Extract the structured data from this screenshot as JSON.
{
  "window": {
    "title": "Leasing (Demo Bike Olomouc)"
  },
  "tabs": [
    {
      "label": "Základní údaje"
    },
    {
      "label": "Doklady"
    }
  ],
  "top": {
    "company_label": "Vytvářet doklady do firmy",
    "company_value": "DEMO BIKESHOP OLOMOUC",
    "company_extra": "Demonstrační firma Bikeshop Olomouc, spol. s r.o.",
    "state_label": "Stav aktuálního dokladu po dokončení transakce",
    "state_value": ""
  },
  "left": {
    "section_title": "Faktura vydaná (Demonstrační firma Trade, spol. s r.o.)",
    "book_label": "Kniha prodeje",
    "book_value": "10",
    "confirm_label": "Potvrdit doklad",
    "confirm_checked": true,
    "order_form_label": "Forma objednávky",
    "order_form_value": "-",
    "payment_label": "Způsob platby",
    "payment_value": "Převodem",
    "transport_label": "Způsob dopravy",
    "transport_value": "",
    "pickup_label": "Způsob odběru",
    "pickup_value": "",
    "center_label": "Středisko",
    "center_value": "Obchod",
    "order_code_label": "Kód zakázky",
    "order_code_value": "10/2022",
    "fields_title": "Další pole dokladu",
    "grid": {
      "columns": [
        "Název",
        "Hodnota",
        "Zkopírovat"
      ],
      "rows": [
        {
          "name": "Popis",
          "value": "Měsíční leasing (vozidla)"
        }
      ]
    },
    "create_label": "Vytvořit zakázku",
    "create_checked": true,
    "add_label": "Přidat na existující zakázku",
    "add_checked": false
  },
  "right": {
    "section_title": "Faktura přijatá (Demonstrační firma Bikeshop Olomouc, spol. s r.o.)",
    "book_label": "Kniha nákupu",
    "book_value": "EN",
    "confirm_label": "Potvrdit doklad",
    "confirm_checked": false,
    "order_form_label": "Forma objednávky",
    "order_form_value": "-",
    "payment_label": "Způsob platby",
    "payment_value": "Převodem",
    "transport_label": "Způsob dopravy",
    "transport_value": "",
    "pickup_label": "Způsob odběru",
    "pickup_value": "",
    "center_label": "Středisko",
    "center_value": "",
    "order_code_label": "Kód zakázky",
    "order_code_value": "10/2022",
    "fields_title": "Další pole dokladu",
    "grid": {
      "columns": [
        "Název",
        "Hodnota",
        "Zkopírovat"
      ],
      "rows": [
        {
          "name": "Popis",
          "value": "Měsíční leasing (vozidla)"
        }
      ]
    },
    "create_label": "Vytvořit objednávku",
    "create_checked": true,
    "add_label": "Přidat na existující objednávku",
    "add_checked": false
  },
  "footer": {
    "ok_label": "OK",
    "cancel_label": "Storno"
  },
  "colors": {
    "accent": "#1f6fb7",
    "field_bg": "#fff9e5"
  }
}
***
[Set task]:
Which lines in the data above contain "Vytvořit"? Show each one.

[Written response]:
    "create_label": "Vytvořit zakázku",
    "create_label": "Vytvořit objednávku",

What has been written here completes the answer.